EXERCISE SET
#1 According to the biography of Vladimir Bogdanov, from which institution did he graduate in 1973?
#2 Extend the biography of Vladimir Bogdanov by writing its next part, beginning after its final sentence.

SELECTED EXTRACT
• • • • •

Vladimir Leonidovich Bogdanov (; born 28 May 1951) is a Russian businessman and oil tycoon.

Biography and career
In 1973 he graduated from Tyumen Industrial Institute with a degree in oil and gas and since then has worked in oil industry in Tyumen Oblast, mainly in Surgutneftegas. Since 1993, he is the President of Surgutneftegas, one of the largest Russian oil companies. In 1978-1980 he occupied leading positions in Yuganskneftegaz. Since 1984 he has been the Director General of Surgutneftegas, which became a private company in 1993. In June 2001 Forbes claimed that Bogdanov was the third wealthiest Russian with $1.6 billion. He has been a member of the Khanty-Mansi legislature since 1996.

Bogdanov was also a confidant of Sergey Sobyanin during the successful 2001 Tyumen Oblast Governor election and of Vladimir Putin during the 2004 Russian Presidential Election.

• • • • •

A run of records
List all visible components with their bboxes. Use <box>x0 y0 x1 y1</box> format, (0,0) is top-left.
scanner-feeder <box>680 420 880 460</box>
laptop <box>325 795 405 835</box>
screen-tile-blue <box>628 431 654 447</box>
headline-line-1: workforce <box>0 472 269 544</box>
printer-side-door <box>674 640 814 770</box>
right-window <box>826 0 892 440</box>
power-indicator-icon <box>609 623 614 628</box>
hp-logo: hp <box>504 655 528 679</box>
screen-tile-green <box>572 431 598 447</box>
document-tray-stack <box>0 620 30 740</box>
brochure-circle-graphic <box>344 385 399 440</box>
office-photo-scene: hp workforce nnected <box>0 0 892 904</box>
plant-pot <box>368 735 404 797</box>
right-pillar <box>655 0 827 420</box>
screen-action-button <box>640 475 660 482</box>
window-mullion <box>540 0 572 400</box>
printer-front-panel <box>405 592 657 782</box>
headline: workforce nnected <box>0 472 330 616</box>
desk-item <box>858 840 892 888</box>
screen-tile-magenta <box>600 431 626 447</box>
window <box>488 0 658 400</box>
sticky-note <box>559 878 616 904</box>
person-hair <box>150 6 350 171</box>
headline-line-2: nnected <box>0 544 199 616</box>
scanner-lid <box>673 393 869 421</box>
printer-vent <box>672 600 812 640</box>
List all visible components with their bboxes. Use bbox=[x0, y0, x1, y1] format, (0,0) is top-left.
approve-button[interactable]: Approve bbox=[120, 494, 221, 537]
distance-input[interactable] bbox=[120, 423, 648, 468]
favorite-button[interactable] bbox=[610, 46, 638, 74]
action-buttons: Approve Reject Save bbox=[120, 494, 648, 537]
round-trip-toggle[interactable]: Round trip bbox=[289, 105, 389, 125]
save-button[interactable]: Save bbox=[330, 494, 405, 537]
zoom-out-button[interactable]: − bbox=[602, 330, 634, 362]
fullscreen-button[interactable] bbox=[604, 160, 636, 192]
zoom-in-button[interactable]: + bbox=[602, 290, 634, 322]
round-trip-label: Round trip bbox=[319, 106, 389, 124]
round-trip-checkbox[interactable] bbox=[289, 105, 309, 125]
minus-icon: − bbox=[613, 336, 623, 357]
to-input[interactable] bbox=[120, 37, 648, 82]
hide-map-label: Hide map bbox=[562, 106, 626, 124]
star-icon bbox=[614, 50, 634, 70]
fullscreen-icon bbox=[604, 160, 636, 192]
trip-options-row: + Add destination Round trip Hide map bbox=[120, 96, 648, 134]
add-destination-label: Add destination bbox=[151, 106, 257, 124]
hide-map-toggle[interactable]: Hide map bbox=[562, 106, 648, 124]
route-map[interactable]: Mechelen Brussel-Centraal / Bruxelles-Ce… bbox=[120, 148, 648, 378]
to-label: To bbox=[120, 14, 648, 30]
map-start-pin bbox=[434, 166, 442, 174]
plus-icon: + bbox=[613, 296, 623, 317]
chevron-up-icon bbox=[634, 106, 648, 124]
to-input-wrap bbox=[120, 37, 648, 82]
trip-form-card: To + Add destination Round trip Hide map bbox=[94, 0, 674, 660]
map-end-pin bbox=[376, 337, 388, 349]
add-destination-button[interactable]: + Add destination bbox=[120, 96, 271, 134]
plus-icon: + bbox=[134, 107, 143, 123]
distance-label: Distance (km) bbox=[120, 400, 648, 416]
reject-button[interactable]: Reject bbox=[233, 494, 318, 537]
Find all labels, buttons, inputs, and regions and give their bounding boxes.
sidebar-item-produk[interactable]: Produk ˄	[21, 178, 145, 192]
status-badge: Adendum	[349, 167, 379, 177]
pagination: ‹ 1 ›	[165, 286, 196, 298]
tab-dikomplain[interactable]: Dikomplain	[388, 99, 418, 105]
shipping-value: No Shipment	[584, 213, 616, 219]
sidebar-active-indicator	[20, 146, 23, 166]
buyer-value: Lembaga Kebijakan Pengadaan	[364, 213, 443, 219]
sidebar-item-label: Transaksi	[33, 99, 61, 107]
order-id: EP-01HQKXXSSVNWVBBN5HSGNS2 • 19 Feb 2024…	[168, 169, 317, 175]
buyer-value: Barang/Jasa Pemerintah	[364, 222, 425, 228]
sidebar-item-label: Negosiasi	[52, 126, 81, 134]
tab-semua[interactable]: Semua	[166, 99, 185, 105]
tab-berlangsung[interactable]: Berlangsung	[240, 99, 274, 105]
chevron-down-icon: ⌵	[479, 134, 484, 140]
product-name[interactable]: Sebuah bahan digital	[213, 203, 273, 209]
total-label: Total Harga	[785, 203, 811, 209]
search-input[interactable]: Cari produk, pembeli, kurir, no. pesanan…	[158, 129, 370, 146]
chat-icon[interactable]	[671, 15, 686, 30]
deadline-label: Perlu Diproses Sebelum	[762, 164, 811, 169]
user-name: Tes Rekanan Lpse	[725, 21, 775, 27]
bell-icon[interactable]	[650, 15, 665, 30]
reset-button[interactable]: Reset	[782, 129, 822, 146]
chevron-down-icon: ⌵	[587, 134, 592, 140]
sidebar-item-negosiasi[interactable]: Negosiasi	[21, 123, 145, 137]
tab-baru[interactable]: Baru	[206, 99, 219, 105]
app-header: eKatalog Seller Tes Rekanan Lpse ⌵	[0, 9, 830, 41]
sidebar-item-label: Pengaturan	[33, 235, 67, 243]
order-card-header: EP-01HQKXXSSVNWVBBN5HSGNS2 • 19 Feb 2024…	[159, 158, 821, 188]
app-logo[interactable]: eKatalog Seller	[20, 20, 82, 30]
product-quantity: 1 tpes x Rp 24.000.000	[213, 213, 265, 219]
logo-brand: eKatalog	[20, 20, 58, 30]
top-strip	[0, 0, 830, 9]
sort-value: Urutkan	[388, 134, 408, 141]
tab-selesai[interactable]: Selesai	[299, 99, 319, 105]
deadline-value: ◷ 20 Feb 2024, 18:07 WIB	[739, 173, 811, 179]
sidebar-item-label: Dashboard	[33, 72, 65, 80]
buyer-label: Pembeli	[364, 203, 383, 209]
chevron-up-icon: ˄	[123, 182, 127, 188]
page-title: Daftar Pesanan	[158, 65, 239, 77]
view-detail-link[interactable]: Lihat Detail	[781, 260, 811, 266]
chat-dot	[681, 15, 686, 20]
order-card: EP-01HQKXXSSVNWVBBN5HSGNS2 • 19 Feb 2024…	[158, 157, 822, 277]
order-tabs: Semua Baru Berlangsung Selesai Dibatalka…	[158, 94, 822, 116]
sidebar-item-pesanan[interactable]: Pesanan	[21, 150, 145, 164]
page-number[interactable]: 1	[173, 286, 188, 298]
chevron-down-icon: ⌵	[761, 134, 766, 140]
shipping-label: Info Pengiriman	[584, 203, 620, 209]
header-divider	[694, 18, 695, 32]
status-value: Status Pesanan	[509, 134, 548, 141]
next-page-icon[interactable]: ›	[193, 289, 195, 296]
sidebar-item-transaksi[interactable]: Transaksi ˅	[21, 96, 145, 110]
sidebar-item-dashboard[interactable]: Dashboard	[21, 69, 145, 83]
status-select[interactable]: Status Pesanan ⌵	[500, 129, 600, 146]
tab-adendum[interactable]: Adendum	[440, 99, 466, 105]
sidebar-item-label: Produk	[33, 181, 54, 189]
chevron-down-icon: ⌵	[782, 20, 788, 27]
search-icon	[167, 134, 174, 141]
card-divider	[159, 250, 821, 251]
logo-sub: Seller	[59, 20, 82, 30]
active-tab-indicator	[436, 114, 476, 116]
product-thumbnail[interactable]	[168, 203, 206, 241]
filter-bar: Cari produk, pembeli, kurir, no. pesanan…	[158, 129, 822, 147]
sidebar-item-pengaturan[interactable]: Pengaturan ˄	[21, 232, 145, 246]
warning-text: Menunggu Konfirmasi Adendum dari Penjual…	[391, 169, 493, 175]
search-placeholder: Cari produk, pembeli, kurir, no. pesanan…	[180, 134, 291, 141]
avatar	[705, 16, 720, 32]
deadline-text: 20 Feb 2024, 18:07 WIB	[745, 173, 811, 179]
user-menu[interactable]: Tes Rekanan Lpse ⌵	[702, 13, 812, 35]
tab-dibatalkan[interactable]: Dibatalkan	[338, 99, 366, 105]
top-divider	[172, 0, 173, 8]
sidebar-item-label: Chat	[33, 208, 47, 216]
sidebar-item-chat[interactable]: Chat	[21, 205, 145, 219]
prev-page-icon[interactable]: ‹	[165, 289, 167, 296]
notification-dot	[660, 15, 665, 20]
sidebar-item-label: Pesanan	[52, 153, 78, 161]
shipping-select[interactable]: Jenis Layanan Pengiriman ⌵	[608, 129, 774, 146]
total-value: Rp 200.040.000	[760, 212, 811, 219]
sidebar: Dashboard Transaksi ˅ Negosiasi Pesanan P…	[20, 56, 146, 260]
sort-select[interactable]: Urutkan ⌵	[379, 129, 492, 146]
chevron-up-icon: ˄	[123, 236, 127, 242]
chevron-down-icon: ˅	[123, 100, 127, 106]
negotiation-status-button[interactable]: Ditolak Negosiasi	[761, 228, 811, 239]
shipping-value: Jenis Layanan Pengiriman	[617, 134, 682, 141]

• • • • •

RESPONSES TO THE EXERCISE
#1 Tyumen Industrial Institute.

#2
In April 2018, the United States imposed sanctions on him and 23 other Russian nationals.

In April 2022, in response to the Russian invasion of Ukraine, Bogdanov was added to the European Union sanctions list "in response to the ongoing unjustified and unprovoked Russian military aggression against Ukraine and other actions undermining or threatening the territorial integrity, sovereignty and independence of Ukraine".

Honours and awards
 Order "For Merit to the Fatherland":
2nd class (28 May 2006) - for outstanding contribution to the development of fuel-energy complex and long conscientious work
3rd class (5 June 2001) - for outstanding contribution to the development of oil and gas industry and many years of diligent work
4th class (14 October 1997) - for services to the state, many years of hard work and great contribution to strengthening friendship and cooperation between nations
 Order of the Red Banner of Labour
 Order of the Badge of Honour

References

External links
Biography by Vladimir Pribylovsky (in Russian)

1951 births
Living people
People from Tyumen Oblast
Recipients of the Order "For Merit to the Fatherland", 2nd class
Recipients of the Order "For Merit to the Fatherland", 3rd class
Recipients of the Order "For Merit to the Fatherland", 4th class
Recipients of the Order of Honour (Russia)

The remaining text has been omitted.